DESCRIPTION OF THE TASK: Quote the full listing word for word.

----- RECORDS PROVIDED

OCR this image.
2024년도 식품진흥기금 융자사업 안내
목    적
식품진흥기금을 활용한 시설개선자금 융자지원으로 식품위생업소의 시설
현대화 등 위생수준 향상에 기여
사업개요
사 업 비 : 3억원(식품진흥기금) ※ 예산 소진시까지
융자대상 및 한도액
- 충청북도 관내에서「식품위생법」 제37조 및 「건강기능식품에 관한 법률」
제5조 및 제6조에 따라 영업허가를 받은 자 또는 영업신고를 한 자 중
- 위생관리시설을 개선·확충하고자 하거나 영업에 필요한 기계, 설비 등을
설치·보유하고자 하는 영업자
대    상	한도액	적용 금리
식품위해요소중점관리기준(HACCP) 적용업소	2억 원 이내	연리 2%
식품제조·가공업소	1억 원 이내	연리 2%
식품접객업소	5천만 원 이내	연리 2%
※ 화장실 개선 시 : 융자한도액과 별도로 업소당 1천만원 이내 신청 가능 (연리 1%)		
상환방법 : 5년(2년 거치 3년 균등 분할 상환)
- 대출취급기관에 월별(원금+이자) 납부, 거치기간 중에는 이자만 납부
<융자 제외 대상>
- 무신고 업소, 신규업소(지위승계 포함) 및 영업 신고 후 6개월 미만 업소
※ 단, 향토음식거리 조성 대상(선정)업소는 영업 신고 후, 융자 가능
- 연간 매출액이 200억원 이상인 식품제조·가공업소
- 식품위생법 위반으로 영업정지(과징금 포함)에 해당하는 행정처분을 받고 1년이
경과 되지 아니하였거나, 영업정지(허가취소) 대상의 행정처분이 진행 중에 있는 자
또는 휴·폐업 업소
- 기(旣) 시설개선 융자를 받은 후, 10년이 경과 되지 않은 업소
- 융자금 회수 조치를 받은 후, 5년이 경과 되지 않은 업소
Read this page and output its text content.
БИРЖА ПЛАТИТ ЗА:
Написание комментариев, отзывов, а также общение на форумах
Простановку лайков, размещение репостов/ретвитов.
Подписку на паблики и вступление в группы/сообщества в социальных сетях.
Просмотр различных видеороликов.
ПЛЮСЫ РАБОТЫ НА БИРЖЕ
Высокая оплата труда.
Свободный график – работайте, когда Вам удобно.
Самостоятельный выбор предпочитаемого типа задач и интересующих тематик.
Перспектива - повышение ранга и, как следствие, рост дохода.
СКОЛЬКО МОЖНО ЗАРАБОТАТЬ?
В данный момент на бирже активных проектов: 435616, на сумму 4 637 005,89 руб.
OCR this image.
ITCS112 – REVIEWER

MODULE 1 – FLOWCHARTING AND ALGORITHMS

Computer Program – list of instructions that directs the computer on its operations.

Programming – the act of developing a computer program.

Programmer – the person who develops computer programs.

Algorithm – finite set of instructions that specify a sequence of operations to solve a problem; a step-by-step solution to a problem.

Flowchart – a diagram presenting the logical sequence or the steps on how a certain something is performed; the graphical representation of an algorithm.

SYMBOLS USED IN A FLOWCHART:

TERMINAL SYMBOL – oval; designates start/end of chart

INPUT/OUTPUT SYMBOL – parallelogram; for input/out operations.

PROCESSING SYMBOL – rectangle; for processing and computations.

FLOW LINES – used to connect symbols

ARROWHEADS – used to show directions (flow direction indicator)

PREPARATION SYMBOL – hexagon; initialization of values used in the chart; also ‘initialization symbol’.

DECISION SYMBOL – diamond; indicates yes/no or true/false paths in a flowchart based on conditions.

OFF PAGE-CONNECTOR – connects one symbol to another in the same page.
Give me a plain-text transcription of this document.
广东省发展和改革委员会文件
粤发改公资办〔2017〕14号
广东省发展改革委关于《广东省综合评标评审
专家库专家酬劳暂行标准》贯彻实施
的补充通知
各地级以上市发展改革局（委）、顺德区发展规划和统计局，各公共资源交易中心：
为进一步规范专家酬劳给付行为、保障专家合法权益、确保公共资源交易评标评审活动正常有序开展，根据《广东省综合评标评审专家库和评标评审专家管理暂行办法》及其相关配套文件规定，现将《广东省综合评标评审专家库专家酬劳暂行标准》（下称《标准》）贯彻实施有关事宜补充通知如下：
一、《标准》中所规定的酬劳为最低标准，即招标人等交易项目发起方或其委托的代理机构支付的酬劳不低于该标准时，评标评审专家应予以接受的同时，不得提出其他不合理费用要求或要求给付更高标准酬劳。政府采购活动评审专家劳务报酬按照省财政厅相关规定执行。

----------

OUTPUT FOR THIS TASK:
OCR this image.
2024년도 식품진흥기금 융자사업 안내
목    적
식품진흥기금을 활용한 시설개선자금 융자지원으로 식품위생업소의 시설
현대화 등 위생수준 향상에 기여
사업개요
사 업 비 : 3억원(식품진흥기금) ※ 예산 소진시까지
융자대상 및 한도액
- 충청북도 관내에서「식품위생법」 제37조 및 「건강기능식품에 관한 법률」
제5조 및 제6조에 따라 영업허가를 받은 자 또는 영업신고를 한 자 중
- 위생관리시설을 개선·확충하고자 하거나 영업에 필요한 기계, 설비 등을
설치·보유하고자 하는 영업자
대    상	한도액	적용 금리
식품위해요소중점관리기준(HACCP) 적용업소	2억 원 이내	연리 2%
식품제조·가공업소	1억 원 이내	연리 2%
식품접객업소	5천만 원 이내	연리 2%
※ 화장실 개선 시 : 융자한도액과 별도로 업소당 1천만원 이내 신청 가능 (연리 1%)		
상환방법 : 5년(2년 거치 3년 균등 분할 상환)
- 대출취급기관에 월별(원금+이자) 납부, 거치기간 중에는 이자만 납부
<융자 제외 대상>
- 무신고 업소, 신규업소(지위승계 포함) 및 영업 신고 후 6개월 미만 업소
※ 단, 향토음식거리 조성 대상(선정)업소는 영업 신고 후, 융자 가능
- 연간 매출액이 200억원 이상인 식품제조·가공업소
- 식품위생법 위반으로 영업정지(과징금 포함)에 해당하는 행정처분을 받고 1년이
경과 되지 아니하였거나, 영업정지(허가취소) 대상의 행정처분이 진행 중에 있는 자
또는 휴·폐업 업소
- 기(旣) 시설개선 융자를 받은 후, 10년이 경과 되지 않은 업소
- 융자금 회수 조치를 받은 후, 5년이 경과 되지 않은 업소
Read this page and output its text content.
БИРЖА ПЛАТИТ ЗА:
Написание комментариев, отзывов, а также общение на форумах
Простановку лайков, размещение репостов/ретвитов.
Подписку на паблики и вступление в группы/сообщества в социальных сетях.
Просмотр различных видеороликов.
ПЛЮСЫ РАБОТЫ НА БИРЖЕ
Высокая оплата труда.
Свободный график – работайте, когда Вам удобно.
Самостоятельный выбор предпочитаемого типа задач и интересующих тематик.
Перспектива - повышение ранга и, как следствие, рост дохода.
СКОЛЬКО МОЖНО ЗАРАБОТАТЬ?
В данный момент на бирже активных проектов: 435616, на сумму 4 637 005,89 руб.
OCR this image.
ITCS112 – REVIEWER

MODULE 1 – FLOWCHARTING AND ALGORITHMS

Computer Program – list of instructions that directs the computer on its operations.

Programming – the act of developing a computer program.

Programmer – the person who develops computer programs.

Algorithm – finite set of instructions that specify a sequence of operations to solve a problem; a step-by-step solution to a problem.

Flowchart – a diagram presenting the logical sequence or the steps on how a certain something is performed; the graphical representation of an algorithm.

SYMBOLS USED IN A FLOWCHART:

TERMINAL SYMBOL – oval; designates start/end of chart

INPUT/OUTPUT SYMBOL – parallelogram; for input/out operations.

PROCESSING SYMBOL – rectangle; for processing and computations.

FLOW LINES – used to connect symbols

ARROWHEADS – used to show directions (flow direction indicator)

PREPARATION SYMBOL – hexagon; initialization of values used in the chart; also ‘initialization symbol’.

DECISION SYMBOL – diamond; indicates yes/no or true/false paths in a flowchart based on conditions.

OFF PAGE-CONNECTOR – connects one symbol to another in the same page.
Give me a plain-text transcription of this document.
广东省发展和改革委员会文件
粤发改公资办〔2017〕14号
广东省发展改革委关于《广东省综合评标评审
专家库专家酬劳暂行标准》贯彻实施
的补充通知
各地级以上市发展改革局（委）、顺德区发展规划和统计局，各公共资源交易中心：
为进一步规范专家酬劳给付行为、保障专家合法权益、确保公共资源交易评标评审活动正常有序开展，根据《广东省综合评标评审专家库和评标评审专家管理暂行办法》及其相关配套文件规定，现将《广东省综合评标评审专家库专家酬劳暂行标准》（下称《标准》）贯彻实施有关事宜补充通知如下：
一、《标准》中所规定的酬劳为最低标准，即招标人等交易项目发起方或其委托的代理机构支付的酬劳不低于该标准时，评标评审专家应予以接受的同时，不得提出其他不合理费用要求或要求给付更高标准酬劳。政府采购活动评审专家劳务报酬按照省财政厅相关规定执行。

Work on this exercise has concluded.